TESTO DA LEGGERE:
────────────────────────────────────────

La società comunque ha specificato che il problema del Milan erano gli ingaggi, per i giovani forti si possono pure investire cifre importanti l'importante è che non abbiano ingaggi folli. Vediamo


----------



## Gnagnazio (14 Marzo 2013)

Difficilmente lo vedo firmare per il Milan.

Come Strootman, sto Draxler è seguito da le BIG squadre inglesi.


----------



## Frikez (2 Ottobre 2013)

Ma che gol ha fatto??

Che fenomeno


----------



## Andreas89 (2 Ottobre 2013)

Che giocatore, che giocatore!!!


----------



## Jino (2 Ottobre 2013)

Si sa che è forte... Un 93... Comunque l'Arsenal in estate non è riuscito a prenderlo... Incedibile. E quando verrà ceduto sarà per molti molti denari.


----------



## MaggieCloun (2 Ottobre 2013)

Che giocatore  non a casa hanno chiesto 70 milioni.


----------



## If Everyone Cared (2 Ottobre 2013)

2515 ha scritto:


> Noi gli abbiamo dato Huntelaar che è il loro trascinatore, giochiamo la carta di riconoscenza visto che per quanto ha fatto ce lo hanno pagato poco.



sei serio?


----------



## 7AlePato7 (2 Ottobre 2013)

Molto forte... la Germania è piena di mezzepunte di valore assoluto...


----------

────────────────────────────────────────

RIGHE SALVATE:
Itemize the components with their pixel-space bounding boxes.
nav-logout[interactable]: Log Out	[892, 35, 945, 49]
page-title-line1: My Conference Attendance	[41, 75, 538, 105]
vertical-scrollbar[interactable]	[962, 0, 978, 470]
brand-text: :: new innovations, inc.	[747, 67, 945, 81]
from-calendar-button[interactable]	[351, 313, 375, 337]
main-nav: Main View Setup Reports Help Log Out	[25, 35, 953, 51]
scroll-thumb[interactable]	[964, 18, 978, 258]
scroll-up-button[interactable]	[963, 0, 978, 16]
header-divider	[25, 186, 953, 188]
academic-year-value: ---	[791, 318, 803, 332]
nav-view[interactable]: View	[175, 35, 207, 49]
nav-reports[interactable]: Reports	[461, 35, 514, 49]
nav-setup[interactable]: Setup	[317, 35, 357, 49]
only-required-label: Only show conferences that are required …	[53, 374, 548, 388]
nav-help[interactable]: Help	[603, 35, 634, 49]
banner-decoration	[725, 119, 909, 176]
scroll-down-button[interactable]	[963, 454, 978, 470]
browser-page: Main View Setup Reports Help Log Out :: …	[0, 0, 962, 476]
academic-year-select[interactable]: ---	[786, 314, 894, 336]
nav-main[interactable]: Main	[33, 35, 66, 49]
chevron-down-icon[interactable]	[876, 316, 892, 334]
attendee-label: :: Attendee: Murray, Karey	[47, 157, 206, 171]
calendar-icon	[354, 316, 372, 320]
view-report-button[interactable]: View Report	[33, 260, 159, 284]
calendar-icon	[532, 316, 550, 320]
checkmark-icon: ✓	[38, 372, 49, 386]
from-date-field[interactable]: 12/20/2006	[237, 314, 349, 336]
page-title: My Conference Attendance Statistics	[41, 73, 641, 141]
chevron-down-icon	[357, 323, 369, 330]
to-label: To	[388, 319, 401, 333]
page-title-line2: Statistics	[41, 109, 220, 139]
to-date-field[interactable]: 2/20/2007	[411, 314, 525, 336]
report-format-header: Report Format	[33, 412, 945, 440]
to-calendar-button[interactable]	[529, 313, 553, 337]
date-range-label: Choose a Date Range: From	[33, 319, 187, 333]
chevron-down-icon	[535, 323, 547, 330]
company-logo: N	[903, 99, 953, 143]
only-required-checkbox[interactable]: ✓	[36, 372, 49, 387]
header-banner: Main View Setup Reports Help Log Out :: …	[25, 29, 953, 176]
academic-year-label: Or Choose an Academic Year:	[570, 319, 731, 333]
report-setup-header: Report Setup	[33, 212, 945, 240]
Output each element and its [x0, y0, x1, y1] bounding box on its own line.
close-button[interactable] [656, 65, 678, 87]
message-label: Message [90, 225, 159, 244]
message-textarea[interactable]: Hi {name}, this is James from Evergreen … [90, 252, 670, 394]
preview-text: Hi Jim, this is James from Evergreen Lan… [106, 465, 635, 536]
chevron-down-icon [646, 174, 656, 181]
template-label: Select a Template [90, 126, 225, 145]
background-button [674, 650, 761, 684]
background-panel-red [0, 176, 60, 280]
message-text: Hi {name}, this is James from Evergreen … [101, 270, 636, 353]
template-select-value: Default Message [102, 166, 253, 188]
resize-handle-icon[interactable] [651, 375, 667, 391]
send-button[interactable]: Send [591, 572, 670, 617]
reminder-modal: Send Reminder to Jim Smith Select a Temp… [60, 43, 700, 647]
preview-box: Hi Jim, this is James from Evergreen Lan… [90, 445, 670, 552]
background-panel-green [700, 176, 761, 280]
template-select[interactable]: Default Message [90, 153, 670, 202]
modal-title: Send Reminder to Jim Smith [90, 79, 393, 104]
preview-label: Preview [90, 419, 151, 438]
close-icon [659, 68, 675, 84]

────────────────────────────────────────

ISTRUZIONI DELL'ESERCIZIO:
1/ Rispondi a queste domande sul testo da leggere:
(a) Secondo quanto ha specificato la società, qual era il problema del Milan?
(b) Quale squadra, secondo Jino, non è riuscita a prendere il giocatore in estate?
(c) Secondo 7AlePato7, di che cosa è piena la Germania?
2/ Riscrivi parola per parola il passo del testo da leggere che comincia con "Che giocatore, che" e prosegue fino a "molti molti denari.".

I RISULTATI:
1/
(a) Gli ingaggi.
(b) L'Arsenal.
(c) Di mezzepunte di valore assoluto.

2/
Che giocatore, che giocatore!!!


----------



## Jino (2 Ottobre 2013)

Si sa che è forte... Un 93... Comunque l'Arsenal in estate non è riuscito a prenderlo... Incedibile. E quando verrà ceduto sarà per molti molti denari.